→ **TASK BRIEF**
Each record below should be output verbatim, without pictures.

— begin —

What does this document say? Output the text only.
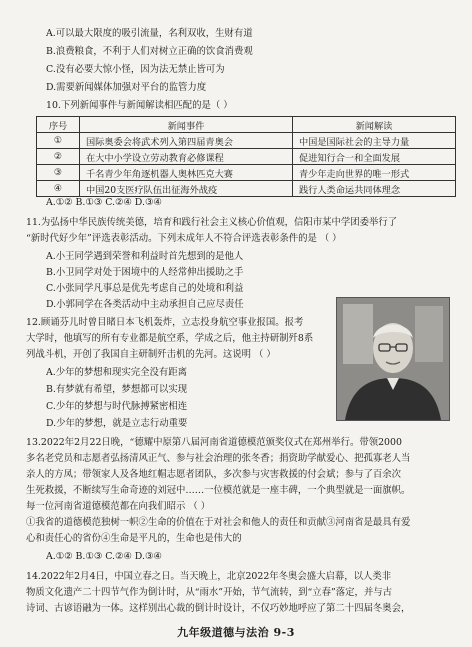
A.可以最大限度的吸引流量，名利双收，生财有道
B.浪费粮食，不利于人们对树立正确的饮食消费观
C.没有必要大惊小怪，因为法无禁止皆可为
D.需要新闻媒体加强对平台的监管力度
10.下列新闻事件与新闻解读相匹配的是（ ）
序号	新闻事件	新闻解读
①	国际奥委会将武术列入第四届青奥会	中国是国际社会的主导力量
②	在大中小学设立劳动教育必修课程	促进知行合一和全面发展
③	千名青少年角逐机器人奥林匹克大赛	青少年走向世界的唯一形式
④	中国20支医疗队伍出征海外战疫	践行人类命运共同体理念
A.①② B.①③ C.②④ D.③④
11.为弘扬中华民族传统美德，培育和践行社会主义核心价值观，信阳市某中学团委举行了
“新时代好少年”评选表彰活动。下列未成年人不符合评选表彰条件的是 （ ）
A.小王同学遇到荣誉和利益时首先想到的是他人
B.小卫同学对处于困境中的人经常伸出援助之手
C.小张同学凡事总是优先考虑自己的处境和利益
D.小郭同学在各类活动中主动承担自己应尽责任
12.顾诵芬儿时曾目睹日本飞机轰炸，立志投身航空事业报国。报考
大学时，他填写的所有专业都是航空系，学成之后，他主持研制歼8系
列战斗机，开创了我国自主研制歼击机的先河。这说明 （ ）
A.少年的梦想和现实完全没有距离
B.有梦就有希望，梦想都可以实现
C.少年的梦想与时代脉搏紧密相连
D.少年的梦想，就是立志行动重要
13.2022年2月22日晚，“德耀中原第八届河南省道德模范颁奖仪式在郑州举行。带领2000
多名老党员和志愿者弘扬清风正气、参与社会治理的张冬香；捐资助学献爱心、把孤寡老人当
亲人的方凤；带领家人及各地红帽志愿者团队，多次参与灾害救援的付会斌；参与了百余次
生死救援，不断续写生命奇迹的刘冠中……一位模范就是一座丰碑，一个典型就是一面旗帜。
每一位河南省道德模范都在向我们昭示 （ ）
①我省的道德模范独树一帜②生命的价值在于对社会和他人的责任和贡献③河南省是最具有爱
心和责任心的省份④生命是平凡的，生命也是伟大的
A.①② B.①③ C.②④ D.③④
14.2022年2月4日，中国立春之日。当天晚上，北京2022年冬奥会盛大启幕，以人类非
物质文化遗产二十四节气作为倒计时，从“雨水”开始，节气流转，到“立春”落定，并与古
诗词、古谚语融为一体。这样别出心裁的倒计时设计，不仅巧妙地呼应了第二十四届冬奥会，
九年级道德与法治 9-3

— end —

→ **ANSWER TO THE PROBLEM**
What does this document say? Output the text only.
A.可以最大限度的吸引流量，名利双收，生财有道
B.浪费粮食，不利于人们对树立正确的饮食消费观
C.没有必要大惊小怪，因为法无禁止皆可为
D.需要新闻媒体加强对平台的监管力度
10.下列新闻事件与新闻解读相匹配的是（ ）
序号	新闻事件	新闻解读
①	国际奥委会将武术列入第四届青奥会	中国是国际社会的主导力量
②	在大中小学设立劳动教育必修课程	促进知行合一和全面发展
③	千名青少年角逐机器人奥林匹克大赛	青少年走向世界的唯一形式
④	中国20支医疗队伍出征海外战疫	践行人类命运共同体理念
A.①② B.①③ C.②④ D.③④
11.为弘扬中华民族传统美德，培育和践行社会主义核心价值观，信阳市某中学团委举行了
“新时代好少年”评选表彰活动。下列未成年人不符合评选表彰条件的是 （ ）
A.小王同学遇到荣誉和利益时首先想到的是他人
B.小卫同学对处于困境中的人经常伸出援助之手
C.小张同学凡事总是优先考虑自己的处境和利益
D.小郭同学在各类活动中主动承担自己应尽责任
12.顾诵芬儿时曾目睹日本飞机轰炸，立志投身航空事业报国。报考
大学时，他填写的所有专业都是航空系，学成之后，他主持研制歼8系
列战斗机，开创了我国自主研制歼击机的先河。这说明 （ ）
A.少年的梦想和现实完全没有距离
B.有梦就有希望，梦想都可以实现
C.少年的梦想与时代脉搏紧密相连
D.少年的梦想，就是立志行动重要
13.2022年2月22日晚，“德耀中原第八届河南省道德模范颁奖仪式在郑州举行。带领2000
多名老党员和志愿者弘扬清风正气、参与社会治理的张冬香；捐资助学献爱心、把孤寡老人当
亲人的方凤；带领家人及各地红帽志愿者团队，多次参与灾害救援的付会斌；参与了百余次
生死救援，不断续写生命奇迹的刘冠中……一位模范就是一座丰碑，一个典型就是一面旗帜。
每一位河南省道德模范都在向我们昭示 （ ）
①我省的道德模范独树一帜②生命的价值在于对社会和他人的责任和贡献③河南省是最具有爱
心和责任心的省份④生命是平凡的，生命也是伟大的
A.①② B.①③ C.②④ D.③④
14.2022年2月4日，中国立春之日。当天晚上，北京2022年冬奥会盛大启幕，以人类非
物质文化遗产二十四节气作为倒计时，从“雨水”开始，节气流转，到“立春”落定，并与古
诗词、古谚语融为一体。这样别出心裁的倒计时设计，不仅巧妙地呼应了第二十四届冬奥会，
九年级道德与法治 9-3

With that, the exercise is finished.